# Information given:
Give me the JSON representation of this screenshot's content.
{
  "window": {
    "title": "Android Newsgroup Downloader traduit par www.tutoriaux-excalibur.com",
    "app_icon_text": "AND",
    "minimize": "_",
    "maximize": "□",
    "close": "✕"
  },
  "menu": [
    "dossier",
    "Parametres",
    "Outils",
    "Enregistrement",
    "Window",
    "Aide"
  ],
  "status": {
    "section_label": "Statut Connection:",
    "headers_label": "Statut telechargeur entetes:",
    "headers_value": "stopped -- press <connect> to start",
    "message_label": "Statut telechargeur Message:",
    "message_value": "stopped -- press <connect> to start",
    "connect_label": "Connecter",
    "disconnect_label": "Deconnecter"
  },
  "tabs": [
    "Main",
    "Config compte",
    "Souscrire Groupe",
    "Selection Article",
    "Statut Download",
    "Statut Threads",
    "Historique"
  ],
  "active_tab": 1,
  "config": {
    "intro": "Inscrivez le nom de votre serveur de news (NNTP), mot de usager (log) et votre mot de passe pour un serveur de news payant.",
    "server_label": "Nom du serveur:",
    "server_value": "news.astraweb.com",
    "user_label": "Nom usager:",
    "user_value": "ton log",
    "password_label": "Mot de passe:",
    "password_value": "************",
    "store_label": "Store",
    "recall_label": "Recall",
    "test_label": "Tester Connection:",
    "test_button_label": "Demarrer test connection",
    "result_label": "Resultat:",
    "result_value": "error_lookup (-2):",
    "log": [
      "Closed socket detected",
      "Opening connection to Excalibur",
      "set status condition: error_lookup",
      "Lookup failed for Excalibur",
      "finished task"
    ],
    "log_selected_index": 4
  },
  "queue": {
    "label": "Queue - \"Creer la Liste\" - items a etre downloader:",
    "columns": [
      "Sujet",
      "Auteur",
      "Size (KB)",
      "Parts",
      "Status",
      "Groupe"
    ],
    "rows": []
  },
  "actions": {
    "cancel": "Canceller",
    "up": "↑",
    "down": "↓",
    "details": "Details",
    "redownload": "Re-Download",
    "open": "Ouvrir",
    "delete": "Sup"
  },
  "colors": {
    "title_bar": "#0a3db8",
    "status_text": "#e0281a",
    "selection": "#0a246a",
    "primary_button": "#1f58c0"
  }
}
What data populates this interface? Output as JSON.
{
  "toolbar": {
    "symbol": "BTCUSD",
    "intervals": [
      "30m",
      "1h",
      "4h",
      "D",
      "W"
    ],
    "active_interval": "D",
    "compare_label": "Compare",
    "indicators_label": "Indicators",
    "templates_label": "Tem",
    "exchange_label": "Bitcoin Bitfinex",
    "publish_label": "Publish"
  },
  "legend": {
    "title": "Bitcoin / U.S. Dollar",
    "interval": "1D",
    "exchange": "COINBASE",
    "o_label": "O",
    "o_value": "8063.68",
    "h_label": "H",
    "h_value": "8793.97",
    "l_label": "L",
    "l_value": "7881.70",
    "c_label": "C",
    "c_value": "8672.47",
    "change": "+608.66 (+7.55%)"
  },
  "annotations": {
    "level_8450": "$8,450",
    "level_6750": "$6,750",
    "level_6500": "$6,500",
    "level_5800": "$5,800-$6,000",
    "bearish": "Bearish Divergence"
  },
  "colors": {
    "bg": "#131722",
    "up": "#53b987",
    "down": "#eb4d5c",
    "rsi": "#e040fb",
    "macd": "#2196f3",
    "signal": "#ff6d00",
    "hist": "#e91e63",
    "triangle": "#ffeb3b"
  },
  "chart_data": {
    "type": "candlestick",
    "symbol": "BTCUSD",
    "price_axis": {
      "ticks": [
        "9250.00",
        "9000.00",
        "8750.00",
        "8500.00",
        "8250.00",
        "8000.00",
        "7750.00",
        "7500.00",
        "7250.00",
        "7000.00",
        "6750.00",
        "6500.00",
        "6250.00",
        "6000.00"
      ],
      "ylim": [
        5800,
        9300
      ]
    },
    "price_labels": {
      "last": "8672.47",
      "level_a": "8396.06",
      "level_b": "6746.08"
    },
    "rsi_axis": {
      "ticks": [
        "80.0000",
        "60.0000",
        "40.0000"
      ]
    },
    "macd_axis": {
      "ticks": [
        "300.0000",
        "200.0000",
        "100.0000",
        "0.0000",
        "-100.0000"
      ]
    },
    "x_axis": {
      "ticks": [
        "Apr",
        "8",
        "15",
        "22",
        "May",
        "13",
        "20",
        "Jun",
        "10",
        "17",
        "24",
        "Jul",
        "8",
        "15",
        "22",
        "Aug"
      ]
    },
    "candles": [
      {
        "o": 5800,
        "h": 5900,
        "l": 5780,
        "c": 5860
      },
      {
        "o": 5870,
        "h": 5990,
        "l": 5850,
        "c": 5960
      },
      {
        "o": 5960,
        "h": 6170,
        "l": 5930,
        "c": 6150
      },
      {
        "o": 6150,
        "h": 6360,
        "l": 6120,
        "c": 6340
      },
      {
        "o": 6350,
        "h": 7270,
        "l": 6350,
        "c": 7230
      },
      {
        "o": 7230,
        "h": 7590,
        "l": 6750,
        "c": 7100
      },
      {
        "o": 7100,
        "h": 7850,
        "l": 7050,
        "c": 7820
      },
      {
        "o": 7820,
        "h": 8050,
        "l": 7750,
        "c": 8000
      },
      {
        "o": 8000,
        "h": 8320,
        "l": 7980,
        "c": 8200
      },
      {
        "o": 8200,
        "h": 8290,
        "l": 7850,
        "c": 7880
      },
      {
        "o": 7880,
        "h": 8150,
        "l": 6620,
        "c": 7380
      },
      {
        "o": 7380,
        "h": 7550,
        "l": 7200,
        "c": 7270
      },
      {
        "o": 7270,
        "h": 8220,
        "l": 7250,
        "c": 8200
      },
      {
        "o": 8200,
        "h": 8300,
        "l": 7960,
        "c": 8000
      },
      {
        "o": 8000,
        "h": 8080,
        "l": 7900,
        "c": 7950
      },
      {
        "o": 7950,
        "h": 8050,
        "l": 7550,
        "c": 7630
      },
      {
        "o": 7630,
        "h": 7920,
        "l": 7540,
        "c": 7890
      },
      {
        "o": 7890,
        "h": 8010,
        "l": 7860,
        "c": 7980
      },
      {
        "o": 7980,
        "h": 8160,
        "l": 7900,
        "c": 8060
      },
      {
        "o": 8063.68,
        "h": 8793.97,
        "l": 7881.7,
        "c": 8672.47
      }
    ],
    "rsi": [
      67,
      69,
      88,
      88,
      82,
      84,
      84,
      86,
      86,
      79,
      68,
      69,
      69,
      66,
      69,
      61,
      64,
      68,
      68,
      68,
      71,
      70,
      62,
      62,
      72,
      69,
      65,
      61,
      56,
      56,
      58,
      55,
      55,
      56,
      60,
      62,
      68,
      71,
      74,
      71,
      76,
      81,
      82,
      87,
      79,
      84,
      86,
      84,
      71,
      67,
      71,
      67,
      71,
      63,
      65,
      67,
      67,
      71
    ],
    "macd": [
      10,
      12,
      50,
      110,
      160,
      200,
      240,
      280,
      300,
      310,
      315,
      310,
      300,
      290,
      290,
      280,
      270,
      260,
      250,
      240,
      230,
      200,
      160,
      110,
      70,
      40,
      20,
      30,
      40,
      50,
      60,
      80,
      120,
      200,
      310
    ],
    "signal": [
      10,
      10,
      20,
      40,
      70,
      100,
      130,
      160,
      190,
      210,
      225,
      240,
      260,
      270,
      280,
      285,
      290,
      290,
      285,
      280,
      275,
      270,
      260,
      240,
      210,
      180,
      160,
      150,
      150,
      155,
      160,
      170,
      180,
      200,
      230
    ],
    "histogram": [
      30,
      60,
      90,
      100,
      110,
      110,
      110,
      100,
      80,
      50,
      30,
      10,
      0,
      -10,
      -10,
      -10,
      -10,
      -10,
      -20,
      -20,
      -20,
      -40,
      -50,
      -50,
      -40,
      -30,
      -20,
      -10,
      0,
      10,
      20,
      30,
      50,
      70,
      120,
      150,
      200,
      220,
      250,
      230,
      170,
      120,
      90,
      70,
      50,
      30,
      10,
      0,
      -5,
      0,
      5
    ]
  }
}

# Written task:
Copy each line of the data above that holds "JSON".

# Exercise response:
Give me the JSON representation of this screenshot's content.
What data populates this interface? Output as JSON.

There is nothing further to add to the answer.